Written problem
Type every record exactly as it appears.

Data records

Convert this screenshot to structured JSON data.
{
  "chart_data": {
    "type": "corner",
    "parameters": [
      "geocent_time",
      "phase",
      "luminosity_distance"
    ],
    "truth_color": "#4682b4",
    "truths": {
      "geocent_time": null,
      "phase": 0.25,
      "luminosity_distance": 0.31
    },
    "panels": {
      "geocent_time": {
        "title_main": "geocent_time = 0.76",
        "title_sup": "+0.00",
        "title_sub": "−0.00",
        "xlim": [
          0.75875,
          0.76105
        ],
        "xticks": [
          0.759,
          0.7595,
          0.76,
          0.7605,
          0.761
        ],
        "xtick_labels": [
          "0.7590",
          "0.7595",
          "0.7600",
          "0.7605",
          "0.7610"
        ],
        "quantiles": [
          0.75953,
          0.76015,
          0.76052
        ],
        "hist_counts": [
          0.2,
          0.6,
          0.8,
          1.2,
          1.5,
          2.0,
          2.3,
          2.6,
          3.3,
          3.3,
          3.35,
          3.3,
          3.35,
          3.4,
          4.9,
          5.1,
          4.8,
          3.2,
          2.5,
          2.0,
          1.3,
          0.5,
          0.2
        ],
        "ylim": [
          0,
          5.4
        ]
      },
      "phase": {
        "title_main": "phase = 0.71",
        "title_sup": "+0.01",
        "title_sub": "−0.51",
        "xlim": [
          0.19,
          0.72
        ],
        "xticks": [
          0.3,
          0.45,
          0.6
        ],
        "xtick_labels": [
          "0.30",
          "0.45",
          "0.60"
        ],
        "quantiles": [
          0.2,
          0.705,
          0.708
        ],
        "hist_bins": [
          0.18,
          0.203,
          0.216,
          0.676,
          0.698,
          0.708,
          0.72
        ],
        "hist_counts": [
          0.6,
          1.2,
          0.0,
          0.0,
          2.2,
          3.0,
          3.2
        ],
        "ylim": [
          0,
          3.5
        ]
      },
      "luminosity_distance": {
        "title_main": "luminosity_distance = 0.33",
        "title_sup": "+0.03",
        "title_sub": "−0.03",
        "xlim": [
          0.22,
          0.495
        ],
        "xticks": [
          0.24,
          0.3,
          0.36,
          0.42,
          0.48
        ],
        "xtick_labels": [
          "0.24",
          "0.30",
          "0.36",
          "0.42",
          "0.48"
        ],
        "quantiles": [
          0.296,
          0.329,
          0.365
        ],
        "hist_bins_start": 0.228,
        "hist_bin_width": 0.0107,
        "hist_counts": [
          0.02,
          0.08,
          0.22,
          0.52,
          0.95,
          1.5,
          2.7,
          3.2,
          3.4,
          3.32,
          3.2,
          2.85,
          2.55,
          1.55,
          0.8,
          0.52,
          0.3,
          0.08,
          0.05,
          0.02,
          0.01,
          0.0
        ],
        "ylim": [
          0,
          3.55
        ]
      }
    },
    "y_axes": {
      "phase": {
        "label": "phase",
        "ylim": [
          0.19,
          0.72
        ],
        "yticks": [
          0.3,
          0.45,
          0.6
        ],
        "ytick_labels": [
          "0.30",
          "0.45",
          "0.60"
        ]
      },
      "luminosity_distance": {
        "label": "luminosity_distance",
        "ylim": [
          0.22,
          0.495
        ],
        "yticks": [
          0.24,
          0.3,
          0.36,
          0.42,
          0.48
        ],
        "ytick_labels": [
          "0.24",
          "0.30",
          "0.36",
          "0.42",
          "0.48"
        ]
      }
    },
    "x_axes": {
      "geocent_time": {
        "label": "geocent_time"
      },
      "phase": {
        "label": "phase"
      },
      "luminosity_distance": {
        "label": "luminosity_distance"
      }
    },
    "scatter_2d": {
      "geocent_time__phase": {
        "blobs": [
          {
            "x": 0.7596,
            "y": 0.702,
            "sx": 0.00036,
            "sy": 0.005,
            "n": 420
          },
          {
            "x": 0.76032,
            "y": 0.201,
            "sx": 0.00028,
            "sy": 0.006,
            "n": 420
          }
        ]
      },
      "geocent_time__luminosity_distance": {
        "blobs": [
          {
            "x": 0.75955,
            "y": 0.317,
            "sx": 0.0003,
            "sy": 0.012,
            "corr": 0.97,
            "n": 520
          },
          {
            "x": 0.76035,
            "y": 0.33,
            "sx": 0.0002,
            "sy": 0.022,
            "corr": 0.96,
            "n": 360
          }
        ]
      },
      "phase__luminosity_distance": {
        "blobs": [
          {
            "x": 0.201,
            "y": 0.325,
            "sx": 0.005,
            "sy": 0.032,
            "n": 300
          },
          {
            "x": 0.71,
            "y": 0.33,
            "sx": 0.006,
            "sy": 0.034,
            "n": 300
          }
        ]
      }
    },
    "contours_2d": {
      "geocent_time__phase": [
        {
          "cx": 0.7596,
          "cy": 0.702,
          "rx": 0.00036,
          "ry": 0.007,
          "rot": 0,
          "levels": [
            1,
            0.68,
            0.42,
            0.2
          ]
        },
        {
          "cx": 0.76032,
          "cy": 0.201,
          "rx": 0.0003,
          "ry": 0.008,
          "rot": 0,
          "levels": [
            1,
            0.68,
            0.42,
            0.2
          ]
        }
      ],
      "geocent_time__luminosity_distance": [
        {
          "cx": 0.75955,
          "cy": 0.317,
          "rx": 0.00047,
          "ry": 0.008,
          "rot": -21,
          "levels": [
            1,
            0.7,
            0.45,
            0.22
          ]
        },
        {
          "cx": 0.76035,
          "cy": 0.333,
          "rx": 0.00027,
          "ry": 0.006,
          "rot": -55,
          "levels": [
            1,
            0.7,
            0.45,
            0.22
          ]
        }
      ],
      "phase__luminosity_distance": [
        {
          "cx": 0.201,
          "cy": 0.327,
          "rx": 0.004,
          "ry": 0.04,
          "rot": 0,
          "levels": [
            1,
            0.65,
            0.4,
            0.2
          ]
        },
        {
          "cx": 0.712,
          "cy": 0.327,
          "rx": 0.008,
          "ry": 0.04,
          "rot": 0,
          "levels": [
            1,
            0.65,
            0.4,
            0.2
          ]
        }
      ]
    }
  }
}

Output for this task
Convert this screenshot to structured JSON data.
{
  "chart_data": {
    "type": "corner",
    "parameters": [
      "geocent_time",
      "phase",
      "luminosity_distance"
    ],
    "truth_color": "#4682b4",
    "truths": {
      "geocent_time": null,
      "phase": 0.25,
      "luminosity_distance": 0.31
    },
    "panels": {
      "geocent_time": {
        "title_main": "geocent_time = 0.76",
        "title_sup": "+0.00",
        "title_sub": "−0.00",
        "xlim": [
          0.75875,
          0.76105
        ],
        "xticks": [
          0.759,
          0.7595,
          0.76,
          0.7605,
          0.761
        ],
        "xtick_labels": [
          "0.7590",
          "0.7595",
          "0.7600",
          "0.7605",
          "0.7610"
        ],
        "quantiles": [
          0.75953,
          0.76015,
          0.76052
        ],
        "hist_counts": [
          0.2,
          0.6,
          0.8,
          1.2,
          1.5,
          2.0,
          2.3,
          2.6,
          3.3,
          3.3,
          3.35,
          3.3,
          3.35,
          3.4,
          4.9,
          5.1,
          4.8,
          3.2,
          2.5,
          2.0,
          1.3,
          0.5,
          0.2
        ],
        "ylim": [
          0,
          5.4
        ]
      },
      "phase": {
        "title_main": "phase = 0.71",
        "title_sup": "+0.01",
        "title_sub": "−0.51",
        "xlim": [
          0.19,
          0.72
        ],
        "xticks": [
          0.3,
          0.45,
          0.6
        ],
        "xtick_labels": [
          "0.30",
          "0.45",
          "0.60"
        ],
        "quantiles": [
          0.2,
          0.705,
          0.708
        ],
        "hist_bins": [
          0.18,
          0.203,
          0.216,
          0.676,
          0.698,
          0.708,
          0.72
        ],
        "hist_counts": [
          0.6,
          1.2,
          0.0,
          0.0,
          2.2,
          3.0,
          3.2
        ],
        "ylim": [
          0,
          3.5
        ]
      },
      "luminosity_distance": {
        "title_main": "luminosity_distance = 0.33",
        "title_sup": "+0.03",
        "title_sub": "−0.03",
        "xlim": [
          0.22,
          0.495
        ],
        "xticks": [
          0.24,
          0.3,
          0.36,
          0.42,
          0.48
        ],
        "xtick_labels": [
          "0.24",
          "0.30",
          "0.36",
          "0.42",
          "0.48"
        ],
        "quantiles": [
          0.296,
          0.329,
          0.365
        ],
        "hist_bins_start": 0.228,
        "hist_bin_width": 0.0107,
        "hist_counts": [
          0.02,
          0.08,
          0.22,
          0.52,
          0.95,
          1.5,
          2.7,
          3.2,
          3.4,
          3.32,
          3.2,
          2.85,
          2.55,
          1.55,
          0.8,
          0.52,
          0.3,
          0.08,
          0.05,
          0.02,
          0.01,
          0.0
        ],
        "ylim": [
          0,
          3.55
        ]
      }
    },
    "y_axes": {
      "phase": {
        "label": "phase",
        "ylim": [
          0.19,
          0.72
        ],
        "yticks": [
          0.3,
          0.45,
          0.6
        ],
        "ytick_labels": [
          "0.30",
          "0.45",
          "0.60"
        ]
      },
      "luminosity_distance": {
        "label": "luminosity_distance",
        "ylim": [
          0.22,
          0.495
        ],
        "yticks": [
          0.24,
          0.3,
          0.36,
          0.42,
          0.48
        ],
        "ytick_labels": [
          "0.24",
          "0.30",
          "0.36",
          "0.42",
          "0.48"
        ]
      }
    },
    "x_axes": {
      "geocent_time": {
        "label": "geocent_time"
      },
      "phase": {
        "label": "phase"
      },
      "luminosity_distance": {
        "label": "luminosity_distance"
      }
    },
    "scatter_2d": {
      "geocent_time__phase": {
        "blobs": [
          {
            "x": 0.7596,
            "y": 0.702,
            "sx": 0.00036,
            "sy": 0.005,
            "n": 420
          },
          {
            "x": 0.76032,
            "y": 0.201,
            "sx": 0.00028,
            "sy": 0.006,
            "n": 420
          }
        ]
      },
      "geocent_time__luminosity_distance": {
        "blobs": [
          {
            "x": 0.75955,
            "y": 0.317,
            "sx": 0.0003,
            "sy": 0.012,
            "corr": 0.97,
            "n": 520
          },
          {
            "x": 0.76035,
            "y": 0.33,
            "sx": 0.0002,
            "sy": 0.022,
            "corr": 0.96,
            "n": 360
          }
        ]
      },
      "phase__luminosity_distance": {
        "blobs": [
          {
            "x": 0.201,
            "y": 0.325,
            "sx": 0.005,
            "sy": 0.032,
            "n": 300
          },
          {
            "x": 0.71,
            "y": 0.33,
            "sx": 0.006,
            "sy": 0.034,
            "n": 300
          }
        ]
      }
    },
    "contours_2d": {
      "geocent_time__phase": [
        {
          "cx": 0.7596,
          "cy": 0.702,
          "rx": 0.00036,
          "ry": 0.007,
          "rot": 0,
          "levels": [
            1,
            0.68,
            0.42,
            0.2
          ]
        },
        {
          "cx": 0.76032,
          "cy": 0.201,
          "rx": 0.0003,
          "ry": 0.008,
          "rot": 0,
          "levels": [
            1,
            0.68,
            0.42,
            0.2
          ]
        }
      ],
      "geocent_time__luminosity_distance": [
        {
          "cx": 0.75955,
          "cy": 0.317,
          "rx": 0.00047,
          "ry": 0.008,
          "rot": -21,
          "levels": [
            1,
            0.7,
            0.45,
            0.22
          ]
        },
        {
          "cx": 0.76035,
          "cy": 0.333,
          "rx": 0.00027,
          "ry": 0.006,
          "rot": -55,
          "levels": [
            1,
            0.7,
            0.45,
            0.22
          ]
        }
      ],
      "phase__luminosity_distance": [
        {
          "cx": 0.201,
          "cy": 0.327,
          "rx": 0.004,
          "ry": 0.04,
          "rot": 0,
          "levels": [
            1,
            0.65,
            0.4,
            0.2
          ]
        },
        {
          "cx": 0.712,
          "cy": 0.327,
          "rx": 0.008,
          "ry": 0.04,
          "rot": 0,
          "levels": [
            1,
            0.65,
            0.4,
            0.2
          ]
        }
      ]
    }
  }
}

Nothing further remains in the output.